▸ **Anweisung 1**
Welche Vision hat Singapur laut dem ausgewählten Text entwickelt?

== Ausgewählter Text

Singapur als Stadtstaat mit einer hohen Bevölkerungsdichte will der Bevölkerung, den Touristen und der Wirtschaft eine lebenswerte und lebendige City bieten und hat die Vision «Stadt im Garten» entwickelt. In dieser sind Pärke, Naturschutzgebiete, Wald, Parkverbindungen, Baumpflege, botanische Gärten, das horizontale und vertikale Begrünen von Gebäuden wie auch das Engagement der Bevölkerung von besonderer Bedeutung. Singapur setzt auf geschlossene Bauweisen sowie «Greening» und Biodiversität. Seien wir bereit, vom Beispiel Singapur zu lernen! Denn auch bei uns ist der Boden ein begrenztes Gut. Um das immer knapper werdende Kulturland zu schützen, sollten wir auf weitere Baulanderschliessungen verzichten und uns von den ausufernden Siedlungsteppichen lösen. Bauen wir vermehrt Stadtquartiere mit Mischnutzungen und grösserer Biodiversität! Lassen wir neue gemeinschaftliche Gartenformen zu. Urbane Gärten im weitesten Sinn – vom Privatgarten über den Gemeinschaftsgarten und Gartenkooperativen bis hin zum Park und botanischen Garten – sind Teil unseres Lebensraums. Die Stadt soll unser Garten sein.

Mit an vorderster Front übrigens zwei Programme der ETH Zürich für eine urbane Zukunft, welche nachhaltig ist und sicher funktioniert.

Abbildung 1: Ein «junger» Superbaum im Gardens by the Bay in Singapur.

====
== Rohdaten

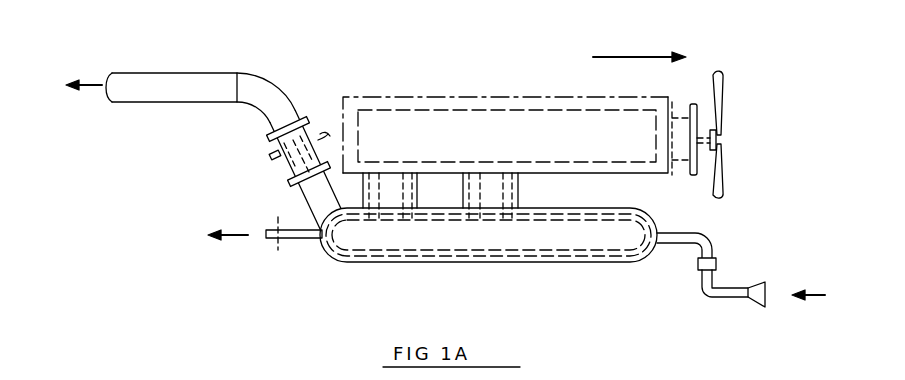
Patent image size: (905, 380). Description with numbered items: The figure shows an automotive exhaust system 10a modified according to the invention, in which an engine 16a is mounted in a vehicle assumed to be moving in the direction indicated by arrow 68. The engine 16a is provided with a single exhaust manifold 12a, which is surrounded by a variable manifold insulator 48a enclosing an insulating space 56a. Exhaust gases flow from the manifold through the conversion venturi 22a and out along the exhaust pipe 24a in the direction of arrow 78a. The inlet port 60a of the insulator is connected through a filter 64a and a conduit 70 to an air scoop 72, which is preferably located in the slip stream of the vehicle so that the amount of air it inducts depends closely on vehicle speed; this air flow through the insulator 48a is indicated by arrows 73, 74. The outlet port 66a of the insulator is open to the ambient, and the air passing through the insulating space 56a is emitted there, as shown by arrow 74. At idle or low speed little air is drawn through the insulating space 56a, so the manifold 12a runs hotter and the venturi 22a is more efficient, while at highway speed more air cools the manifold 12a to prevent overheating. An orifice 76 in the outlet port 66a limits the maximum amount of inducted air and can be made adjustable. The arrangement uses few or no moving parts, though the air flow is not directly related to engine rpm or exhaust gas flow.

The automotive exhaust system 10a is at (558, 284).
The exhaust manifold 12a is at (488, 267).
The engine 16a is at (468, 92).
The conversion venturi 22a is at (280, 160).
The air intake pipe 24a is at (198, 72).
The variable manifold insulator 48a is at (550, 265).
The insulating space 56a is at (427, 255).
The inlet port 60a is at (698, 233).
The filter 64a is at (718, 265).
The outlet port 66a is at (300, 238).
The arrow 68 is at (613, 55).
The conduit 70 is at (707, 298).
The air scoop 72 is at (757, 305).
The arrow 73 is at (813, 302).
The arrow 74 is at (218, 240).
The orifice 76 is at (275, 250).
The arrow 78a is at (87, 83).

====

▸ **Anweisung 2**
Zitiere aus den Zeilen wortgetreu alles vom Anfang der Zeilen bis einschließlich der Zeile, die „The filter 64a is at (718, 265).“ enthält. Lass dabei die Bilder weg.

▸ **Vollständige Antwort 1**
Die Vision «Stadt im Garten».

▸ **Vollständige Antwort 2**
Patent image size: (905, 380). Description with numbered items: The figure shows an automotive exhaust system 10a modified according to the invention, in which an engine 16a is mounted in a vehicle assumed to be moving in the direction indicated by arrow 68. The engine 16a is provided with a single exhaust manifold 12a, which is surrounded by a variable manifold insulator 48a enclosing an insulating space 56a. Exhaust gases flow from the manifold through the conversion venturi 22a and out along the exhaust pipe 24a in the direction of arrow 78a. The inlet port 60a of the insulator is connected through a filter 64a and a conduit 70 to an air scoop 72, which is preferably located in the slip stream of the vehicle so that the amount of air it inducts depends closely on vehicle speed; this air flow through the insulator 48a is indicated by arrows 73, 74. The outlet port 66a of the insulator is open to the ambient, and the air passing through the insulating space 56a is emitted there, as shown by arrow 74. At idle or low speed little air is drawn through the insulating space 56a, so the manifold 12a runs hotter and the venturi 22a is more efficient, while at highway speed more air cools the manifold 12a to prevent overheating. An orifice 76 in the outlet port 66a limits the maximum amount of inducted air and can be made adjustable. The arrangement uses few or no moving parts, though the air flow is not directly related to engine rpm or exhaust gas flow.

The automotive exhaust system 10a is at (558, 284).
The exhaust manifold 12a is at (488, 267).
The engine 16a is at (468, 92).
The conversion venturi 22a is at (280, 160).
The air intake pipe 24a is at (198, 72).
The variable manifold insulator 48a is at (550, 265).
The insulating space 56a is at (427, 255).
The inlet port 60a is at (698, 233).
The filter 64a is at (718, 265).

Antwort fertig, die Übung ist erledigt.